§ Short problem
From the entries below, extract every line that includes the word "эпоха".

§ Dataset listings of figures
>> Start

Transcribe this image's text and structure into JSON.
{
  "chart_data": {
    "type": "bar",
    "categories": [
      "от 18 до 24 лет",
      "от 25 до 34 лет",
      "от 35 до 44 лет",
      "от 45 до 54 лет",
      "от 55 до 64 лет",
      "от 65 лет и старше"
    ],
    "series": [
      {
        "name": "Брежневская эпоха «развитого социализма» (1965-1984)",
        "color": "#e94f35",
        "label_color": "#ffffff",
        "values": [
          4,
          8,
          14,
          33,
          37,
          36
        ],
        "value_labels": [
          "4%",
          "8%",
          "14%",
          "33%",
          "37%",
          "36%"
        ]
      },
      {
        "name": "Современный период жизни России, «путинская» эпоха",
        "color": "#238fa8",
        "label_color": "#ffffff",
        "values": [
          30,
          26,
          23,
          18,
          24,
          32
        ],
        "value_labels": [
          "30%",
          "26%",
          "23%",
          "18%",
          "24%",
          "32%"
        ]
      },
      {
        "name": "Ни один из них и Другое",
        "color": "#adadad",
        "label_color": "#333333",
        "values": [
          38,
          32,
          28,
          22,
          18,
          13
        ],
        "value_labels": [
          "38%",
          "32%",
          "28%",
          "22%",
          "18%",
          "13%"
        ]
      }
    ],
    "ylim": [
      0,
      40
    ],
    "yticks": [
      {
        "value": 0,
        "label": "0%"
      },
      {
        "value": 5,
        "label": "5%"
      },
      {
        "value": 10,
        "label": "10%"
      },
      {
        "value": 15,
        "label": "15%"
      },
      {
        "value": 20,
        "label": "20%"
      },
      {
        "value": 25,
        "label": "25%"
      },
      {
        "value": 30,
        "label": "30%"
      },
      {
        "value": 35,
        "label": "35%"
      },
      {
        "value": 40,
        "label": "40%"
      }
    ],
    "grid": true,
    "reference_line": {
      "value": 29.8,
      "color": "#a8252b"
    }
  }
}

>> End

§ The output
        "name": "Брежневская эпоха «развитого социализма» (1965-1984)",
        "name": "Современный период жизни России, «путинская» эпоха",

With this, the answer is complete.